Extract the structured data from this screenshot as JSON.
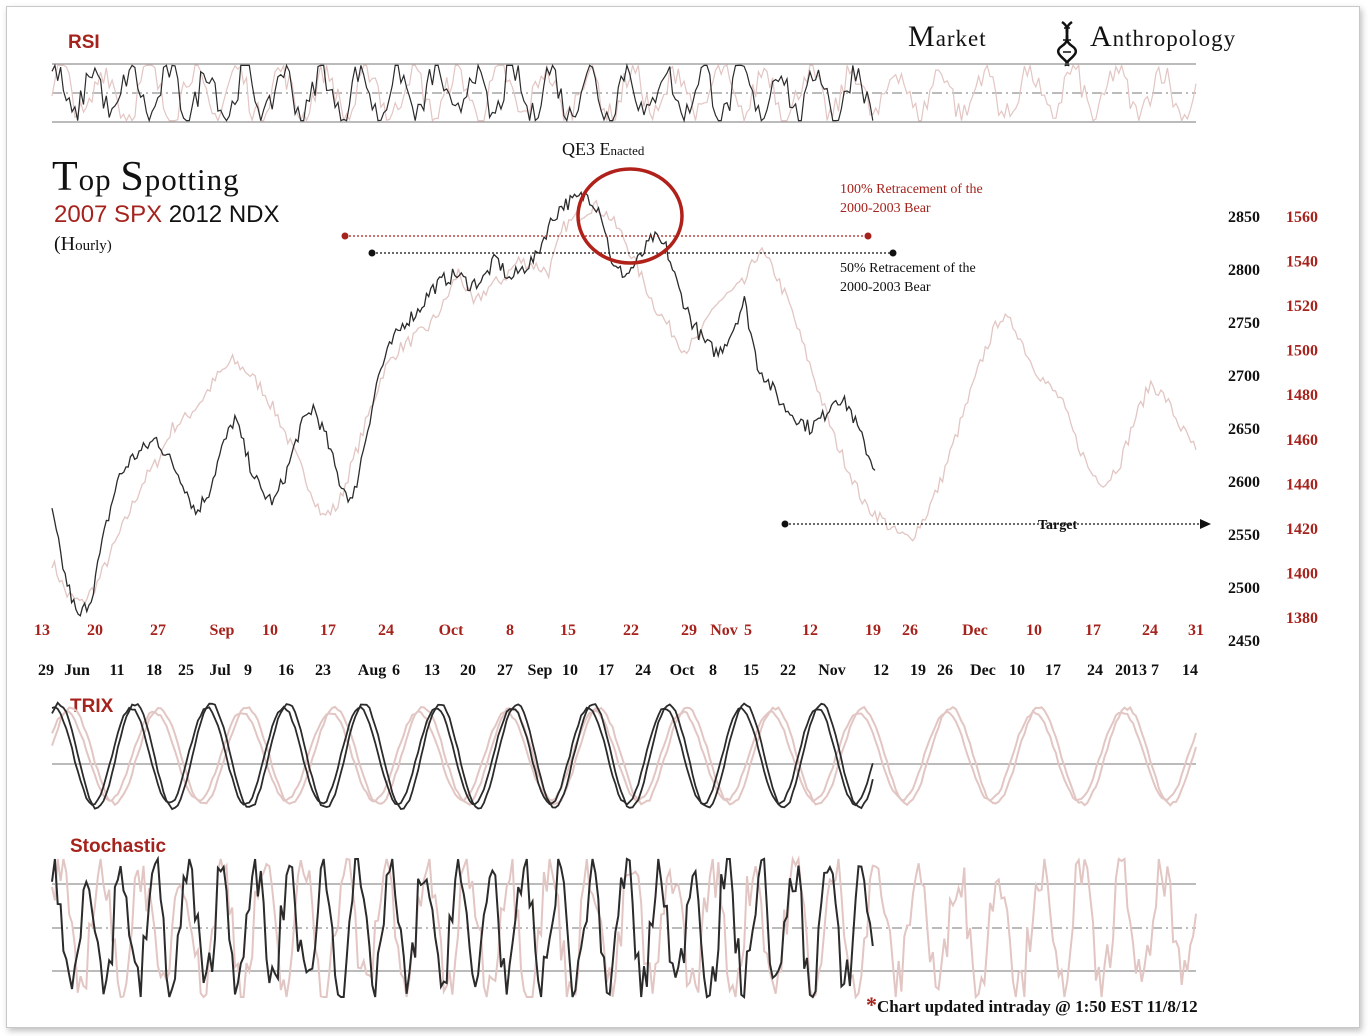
{
  "brand": {
    "word1_cap": "M",
    "word1_rest": "arket",
    "word2_cap": "A",
    "word2_rest": "nthropology"
  },
  "title": {
    "main_cap1": "T",
    "main_rest1": "op ",
    "main_cap2": "S",
    "main_rest2": "potting",
    "sub_red": "2007 SPX",
    "sub_black": " 2012 NDX",
    "hourly_open": "(H",
    "hourly_rest": "ourly)"
  },
  "panels": {
    "rsi": "RSI",
    "trix": "TRIX",
    "stochastic": "Stochastic"
  },
  "annotations": {
    "qe3_cap1": "QE3 E",
    "qe3_rest": "nacted",
    "retrace100_l1": "100% Retracement of the",
    "retrace100_l2": "2000-2003 Bear",
    "retrace50_l1": "50% Retracement of the",
    "retrace50_l2": "2000-2003 Bear",
    "target": "Target"
  },
  "footer": {
    "asterisk": "*",
    "text": "Chart updated intraday @ 1:50 EST 11/8/12"
  },
  "colors": {
    "spx_2007": "#a5231c",
    "spx_2007_line": "#e2c6c3",
    "ndx_2012": "#2b2b2b",
    "grid": "#777777",
    "circle": "#b0211a"
  },
  "chart_data": {
    "type": "line",
    "series": [
      {
        "name": "2007 SPX",
        "axis": "right",
        "values": [
          1405,
          1390,
          1386,
          1395,
          1410,
          1425,
          1440,
          1450,
          1465,
          1470,
          1478,
          1488,
          1495,
          1490,
          1482,
          1470,
          1455,
          1440,
          1425,
          1430,
          1450,
          1470,
          1490,
          1500,
          1505,
          1510,
          1520,
          1535,
          1520,
          1528,
          1532,
          1540,
          1538,
          1535,
          1555,
          1560,
          1565,
          1560,
          1550,
          1535,
          1520,
          1510,
          1500,
          1505,
          1520,
          1525,
          1530,
          1545,
          1535,
          1520,
          1500,
          1480,
          1460,
          1445,
          1430,
          1425,
          1418,
          1415,
          1425,
          1440,
          1460,
          1480,
          1500,
          1515,
          1510,
          1495,
          1485,
          1478,
          1460,
          1445,
          1440,
          1450,
          1470,
          1485,
          1478,
          1465,
          1455
        ]
      },
      {
        "name": "2012 NDX",
        "axis": "left",
        "values": [
          2570,
          2510,
          2470,
          2490,
          2550,
          2600,
          2620,
          2630,
          2640,
          2620,
          2600,
          2570,
          2590,
          2630,
          2660,
          2620,
          2590,
          2580,
          2610,
          2650,
          2670,
          2640,
          2600,
          2580,
          2640,
          2700,
          2730,
          2750,
          2760,
          2780,
          2790,
          2795,
          2785,
          2790,
          2810,
          2790,
          2800,
          2810,
          2840,
          2860,
          2865,
          2870,
          2855,
          2800,
          2795,
          2810,
          2830,
          2820,
          2780,
          2750,
          2730,
          2720,
          2740,
          2770,
          2710,
          2690,
          2670,
          2660,
          2650,
          2660,
          2680,
          2670,
          2640,
          2610
        ]
      }
    ],
    "left_axis": {
      "ticks": [
        2450,
        2500,
        2550,
        2600,
        2650,
        2700,
        2750,
        2800,
        2850
      ]
    },
    "right_axis": {
      "ticks": [
        1380,
        1400,
        1420,
        1440,
        1460,
        1480,
        1500,
        1520,
        1540,
        1560
      ]
    },
    "x_ticks_2007": [
      "13",
      "20",
      "27",
      "Sep",
      "10",
      "17",
      "24",
      "Oct",
      "8",
      "15",
      "22",
      "29",
      "Nov",
      "5",
      "12",
      "19",
      "26",
      "Dec",
      "10",
      "17",
      "24",
      "31"
    ],
    "x_ticks_2012": [
      "29",
      "Jun",
      "11",
      "18",
      "25",
      "Jul",
      "9",
      "16",
      "23",
      "Aug",
      "6",
      "13",
      "20",
      "27",
      "Sep",
      "10",
      "17",
      "24",
      "Oct",
      "8",
      "15",
      "22",
      "Nov",
      "12",
      "19",
      "26",
      "Dec",
      "10",
      "17",
      "24",
      "2013",
      "7",
      "14"
    ],
    "levels": {
      "retrace_100_spx": 1555,
      "retrace_50_ndx": 2815,
      "target_ndx": 2550
    }
  }
}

» **What this task involves**
Every record gets retyped exactly; no picture goes into the copy.

» **Written solution**
Extract the structured data from this screenshot as JSON.
{
  "brand": {
    "word1_cap": "M",
    "word1_rest": "arket",
    "word2_cap": "A",
    "word2_rest": "nthropology"
  },
  "title": {
    "main_cap1": "T",
    "main_rest1": "op ",
    "main_cap2": "S",
    "main_rest2": "potting",
    "sub_red": "2007 SPX",
    "sub_black": " 2012 NDX",
    "hourly_open": "(H",
    "hourly_rest": "ourly)"
  },
  "panels": {
    "rsi": "RSI",
    "trix": "TRIX",
    "stochastic": "Stochastic"
  },
  "annotations": {
    "qe3_cap1": "QE3 E",
    "qe3_rest": "nacted",
    "retrace100_l1": "100% Retracement of the",
    "retrace100_l2": "2000-2003 Bear",
    "retrace50_l1": "50% Retracement of the",
    "retrace50_l2": "2000-2003 Bear",
    "target": "Target"
  },
  "footer": {
    "asterisk": "*",
    "text": "Chart updated intraday @ 1:50 EST 11/8/12"
  },
  "colors": {
    "spx_2007": "#a5231c",
    "spx_2007_line": "#e2c6c3",
    "ndx_2012": "#2b2b2b",
    "grid": "#777777",
    "circle": "#b0211a"
  },
  "chart_data": {
    "type": "line",
    "series": [
      {
        "name": "2007 SPX",
        "axis": "right",
        "values": [
          1405,
          1390,
          1386,
          1395,
          1410,
          1425,
          1440,
          1450,
          1465,
          1470,
          1478,
          1488,
          1495,
          1490,
          1482,
          1470,
          1455,
          1440,
          1425,
          1430,
          1450,
          1470,
          1490,
          1500,
          1505,
          1510,
          1520,
          1535,
          1520,
          1528,
          1532,
          1540,
          1538,
          1535,
          1555,
          1560,
          1565,
          1560,
          1550,
          1535,
          1520,
          1510,
          1500,
          1505,
          1520,
          1525,
          1530,
          1545,
          1535,
          1520,
          1500,
          1480,
          1460,
          1445,
          1430,
          1425,
          1418,
          1415,
          1425,
          1440,
          1460,
          1480,
          1500,
          1515,
          1510,
          1495,
          1485,
          1478,
          1460,
          1445,
          1440,
          1450,
          1470,
          1485,
          1478,
          1465,
          1455
        ]
      },
      {
        "name": "2012 NDX",
        "axis": "left",
        "values": [
          2570,
          2510,
          2470,
          2490,
          2550,
          2600,
          2620,
          2630,
          2640,
          2620,
          2600,
          2570,
          2590,
          2630,
          2660,
          2620,
          2590,
          2580,
          2610,
          2650,
          2670,
          2640,
          2600,
          2580,
          2640,
          2700,
          2730,
          2750,
          2760,
          2780,
          2790,
          2795,
          2785,
          2790,
          2810,
          2790,
          2800,
          2810,
          2840,
          2860,
          2865,
          2870,
          2855,
          2800,
          2795,
          2810,
          2830,
          2820,
          2780,
          2750,
          2730,
          2720,
          2740,
          2770,
          2710,
          2690,
          2670,
          2660,
          2650,
          2660,
          2680,
          2670,
          2640,
          2610
        ]
      }
    ],
    "left_axis": {
      "ticks": [
        2450,
        2500,
        2550,
        2600,
        2650,
        2700,
        2750,
        2800,
        2850
      ]
    },
    "right_axis": {
      "ticks": [
        1380,
        1400,
        1420,
        1440,
        1460,
        1480,
        1500,
        1520,
        1540,
        1560
      ]
    },
    "x_ticks_2007": [
      "13",
      "20",
      "27",
      "Sep",
      "10",
      "17",
      "24",
      "Oct",
      "8",
      "15",
      "22",
      "29",
      "Nov",
      "5",
      "12",
      "19",
      "26",
      "Dec",
      "10",
      "17",
      "24",
      "31"
    ],
    "x_ticks_2012": [
      "29",
      "Jun",
      "11",
      "18",
      "25",
      "Jul",
      "9",
      "16",
      "23",
      "Aug",
      "6",
      "13",
      "20",
      "27",
      "Sep",
      "10",
      "17",
      "24",
      "Oct",
      "8",
      "15",
      "22",
      "Nov",
      "12",
      "19",
      "26",
      "Dec",
      "10",
      "17",
      "24",
      "2013",
      "7",
      "14"
    ],
    "levels": {
      "retrace_100_spx": 1555,
      "retrace_50_ndx": 2815,
      "target_ndx": 2550
    }
  }
}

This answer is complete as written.